◆ **AIM OF THE TASK**
Each line that holds the word "image" counts once; report the total and nothing else.

[Extracted data entries]
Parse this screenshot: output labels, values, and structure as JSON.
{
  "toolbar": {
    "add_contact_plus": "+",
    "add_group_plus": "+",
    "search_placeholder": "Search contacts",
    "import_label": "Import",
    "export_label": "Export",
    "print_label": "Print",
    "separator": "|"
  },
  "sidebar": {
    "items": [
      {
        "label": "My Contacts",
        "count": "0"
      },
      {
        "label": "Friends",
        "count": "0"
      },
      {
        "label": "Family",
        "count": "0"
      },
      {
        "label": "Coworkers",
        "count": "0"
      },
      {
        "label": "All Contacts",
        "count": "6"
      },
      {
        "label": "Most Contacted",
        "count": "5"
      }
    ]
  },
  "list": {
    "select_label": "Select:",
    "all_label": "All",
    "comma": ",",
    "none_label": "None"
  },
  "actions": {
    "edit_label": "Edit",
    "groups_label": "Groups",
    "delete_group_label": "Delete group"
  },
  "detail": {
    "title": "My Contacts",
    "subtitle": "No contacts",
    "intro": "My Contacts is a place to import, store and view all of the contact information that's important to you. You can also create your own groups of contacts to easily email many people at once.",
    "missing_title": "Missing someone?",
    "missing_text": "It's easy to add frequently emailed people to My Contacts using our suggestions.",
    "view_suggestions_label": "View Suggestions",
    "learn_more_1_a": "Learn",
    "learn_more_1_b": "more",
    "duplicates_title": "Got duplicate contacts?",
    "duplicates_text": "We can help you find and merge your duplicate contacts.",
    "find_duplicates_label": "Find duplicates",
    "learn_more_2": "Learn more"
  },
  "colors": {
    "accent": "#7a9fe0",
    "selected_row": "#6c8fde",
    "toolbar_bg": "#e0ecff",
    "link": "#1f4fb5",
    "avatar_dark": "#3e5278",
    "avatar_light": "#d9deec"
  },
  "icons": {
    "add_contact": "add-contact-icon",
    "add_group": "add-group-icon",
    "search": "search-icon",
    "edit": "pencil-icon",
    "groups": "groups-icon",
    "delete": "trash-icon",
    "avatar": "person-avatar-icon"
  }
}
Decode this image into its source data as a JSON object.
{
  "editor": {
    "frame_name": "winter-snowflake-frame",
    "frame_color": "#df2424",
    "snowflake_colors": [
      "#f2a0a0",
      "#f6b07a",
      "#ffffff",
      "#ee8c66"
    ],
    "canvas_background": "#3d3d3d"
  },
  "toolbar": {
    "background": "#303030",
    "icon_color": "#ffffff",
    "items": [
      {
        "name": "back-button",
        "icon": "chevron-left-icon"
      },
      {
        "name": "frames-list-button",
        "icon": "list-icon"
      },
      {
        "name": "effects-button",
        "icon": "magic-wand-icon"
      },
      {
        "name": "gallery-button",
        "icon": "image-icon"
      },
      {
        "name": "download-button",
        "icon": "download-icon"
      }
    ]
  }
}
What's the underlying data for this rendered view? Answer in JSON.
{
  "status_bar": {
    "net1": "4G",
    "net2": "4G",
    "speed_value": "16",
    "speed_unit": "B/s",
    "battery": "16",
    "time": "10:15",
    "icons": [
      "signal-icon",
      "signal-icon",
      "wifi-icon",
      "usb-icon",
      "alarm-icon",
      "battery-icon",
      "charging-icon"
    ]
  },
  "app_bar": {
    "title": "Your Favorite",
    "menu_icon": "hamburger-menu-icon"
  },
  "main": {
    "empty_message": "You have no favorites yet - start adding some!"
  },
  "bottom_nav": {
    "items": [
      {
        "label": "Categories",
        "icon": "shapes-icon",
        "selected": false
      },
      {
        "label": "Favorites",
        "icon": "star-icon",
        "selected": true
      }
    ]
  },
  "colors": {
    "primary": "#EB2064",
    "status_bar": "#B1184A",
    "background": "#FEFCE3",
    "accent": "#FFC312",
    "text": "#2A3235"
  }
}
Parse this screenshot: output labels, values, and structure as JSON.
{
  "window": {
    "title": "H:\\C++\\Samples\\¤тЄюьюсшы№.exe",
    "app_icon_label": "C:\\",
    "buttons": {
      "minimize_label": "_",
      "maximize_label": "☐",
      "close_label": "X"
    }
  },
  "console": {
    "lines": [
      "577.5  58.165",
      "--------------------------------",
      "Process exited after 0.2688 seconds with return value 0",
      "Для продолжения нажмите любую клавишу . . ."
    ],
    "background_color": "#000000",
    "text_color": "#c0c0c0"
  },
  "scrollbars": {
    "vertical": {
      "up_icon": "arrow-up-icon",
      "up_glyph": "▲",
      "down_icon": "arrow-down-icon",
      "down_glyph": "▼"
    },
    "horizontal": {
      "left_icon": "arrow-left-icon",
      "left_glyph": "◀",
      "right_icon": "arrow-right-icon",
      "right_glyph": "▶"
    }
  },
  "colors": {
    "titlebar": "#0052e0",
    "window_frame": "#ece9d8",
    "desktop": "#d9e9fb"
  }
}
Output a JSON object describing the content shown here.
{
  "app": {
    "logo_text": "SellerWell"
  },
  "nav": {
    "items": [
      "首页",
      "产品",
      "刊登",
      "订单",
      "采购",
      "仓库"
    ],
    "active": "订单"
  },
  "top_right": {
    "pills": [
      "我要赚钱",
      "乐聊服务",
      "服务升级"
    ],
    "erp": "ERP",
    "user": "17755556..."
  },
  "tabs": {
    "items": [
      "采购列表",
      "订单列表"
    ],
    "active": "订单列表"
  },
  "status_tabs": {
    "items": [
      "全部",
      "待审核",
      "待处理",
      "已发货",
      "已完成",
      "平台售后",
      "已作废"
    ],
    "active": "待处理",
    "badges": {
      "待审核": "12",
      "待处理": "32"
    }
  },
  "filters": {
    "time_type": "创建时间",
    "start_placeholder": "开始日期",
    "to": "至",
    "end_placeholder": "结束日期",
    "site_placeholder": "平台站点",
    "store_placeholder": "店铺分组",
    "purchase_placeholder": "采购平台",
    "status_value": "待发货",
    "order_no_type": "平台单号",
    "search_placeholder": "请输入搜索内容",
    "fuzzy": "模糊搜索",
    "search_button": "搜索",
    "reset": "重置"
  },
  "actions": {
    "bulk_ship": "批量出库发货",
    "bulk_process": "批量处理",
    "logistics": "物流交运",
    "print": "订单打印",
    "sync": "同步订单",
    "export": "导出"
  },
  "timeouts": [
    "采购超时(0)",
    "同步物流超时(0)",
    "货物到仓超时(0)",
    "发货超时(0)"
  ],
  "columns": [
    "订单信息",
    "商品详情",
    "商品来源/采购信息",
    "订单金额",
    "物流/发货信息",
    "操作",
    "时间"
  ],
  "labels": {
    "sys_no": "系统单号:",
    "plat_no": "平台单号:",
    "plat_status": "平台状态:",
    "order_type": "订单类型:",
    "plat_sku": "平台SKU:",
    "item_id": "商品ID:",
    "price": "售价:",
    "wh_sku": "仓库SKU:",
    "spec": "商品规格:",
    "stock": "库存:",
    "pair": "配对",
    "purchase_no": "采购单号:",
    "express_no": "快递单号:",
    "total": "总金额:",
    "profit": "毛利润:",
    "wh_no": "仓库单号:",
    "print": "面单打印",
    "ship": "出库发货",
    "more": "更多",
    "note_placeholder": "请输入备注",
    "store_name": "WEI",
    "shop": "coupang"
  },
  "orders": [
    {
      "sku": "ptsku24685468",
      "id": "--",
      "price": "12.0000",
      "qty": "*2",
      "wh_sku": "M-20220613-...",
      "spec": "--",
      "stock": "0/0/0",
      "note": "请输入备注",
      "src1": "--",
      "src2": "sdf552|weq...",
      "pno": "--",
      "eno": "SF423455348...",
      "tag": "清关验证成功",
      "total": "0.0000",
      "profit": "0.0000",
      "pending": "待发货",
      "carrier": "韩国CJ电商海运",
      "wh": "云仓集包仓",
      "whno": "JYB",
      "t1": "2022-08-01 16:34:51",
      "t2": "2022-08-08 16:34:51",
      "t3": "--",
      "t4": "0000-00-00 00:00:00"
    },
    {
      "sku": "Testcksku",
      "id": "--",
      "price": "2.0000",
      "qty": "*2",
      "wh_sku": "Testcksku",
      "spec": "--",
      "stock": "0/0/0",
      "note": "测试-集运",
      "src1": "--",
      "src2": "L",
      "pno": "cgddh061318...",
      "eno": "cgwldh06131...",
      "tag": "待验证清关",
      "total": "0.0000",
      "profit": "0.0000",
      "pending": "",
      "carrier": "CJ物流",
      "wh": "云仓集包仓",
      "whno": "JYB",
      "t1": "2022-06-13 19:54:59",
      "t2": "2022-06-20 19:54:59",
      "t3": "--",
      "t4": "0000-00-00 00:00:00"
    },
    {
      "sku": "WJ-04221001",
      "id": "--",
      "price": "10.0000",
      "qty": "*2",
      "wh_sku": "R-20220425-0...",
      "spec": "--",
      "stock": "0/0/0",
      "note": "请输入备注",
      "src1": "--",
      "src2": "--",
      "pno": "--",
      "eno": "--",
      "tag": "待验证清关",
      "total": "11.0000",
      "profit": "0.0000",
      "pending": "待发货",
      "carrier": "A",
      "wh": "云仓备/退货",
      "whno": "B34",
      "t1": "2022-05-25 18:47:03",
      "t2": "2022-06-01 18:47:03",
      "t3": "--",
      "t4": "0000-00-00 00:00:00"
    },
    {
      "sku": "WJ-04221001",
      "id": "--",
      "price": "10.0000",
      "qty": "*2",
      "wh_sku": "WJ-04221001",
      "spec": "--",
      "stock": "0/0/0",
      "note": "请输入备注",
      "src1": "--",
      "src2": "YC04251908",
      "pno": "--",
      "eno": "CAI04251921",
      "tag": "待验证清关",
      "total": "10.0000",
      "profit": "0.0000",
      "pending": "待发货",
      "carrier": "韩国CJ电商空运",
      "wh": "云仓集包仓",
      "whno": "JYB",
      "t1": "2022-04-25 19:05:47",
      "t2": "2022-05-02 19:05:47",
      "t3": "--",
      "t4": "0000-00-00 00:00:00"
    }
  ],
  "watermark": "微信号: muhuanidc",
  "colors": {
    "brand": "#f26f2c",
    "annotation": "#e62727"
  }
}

◆ **SOLUTION**
2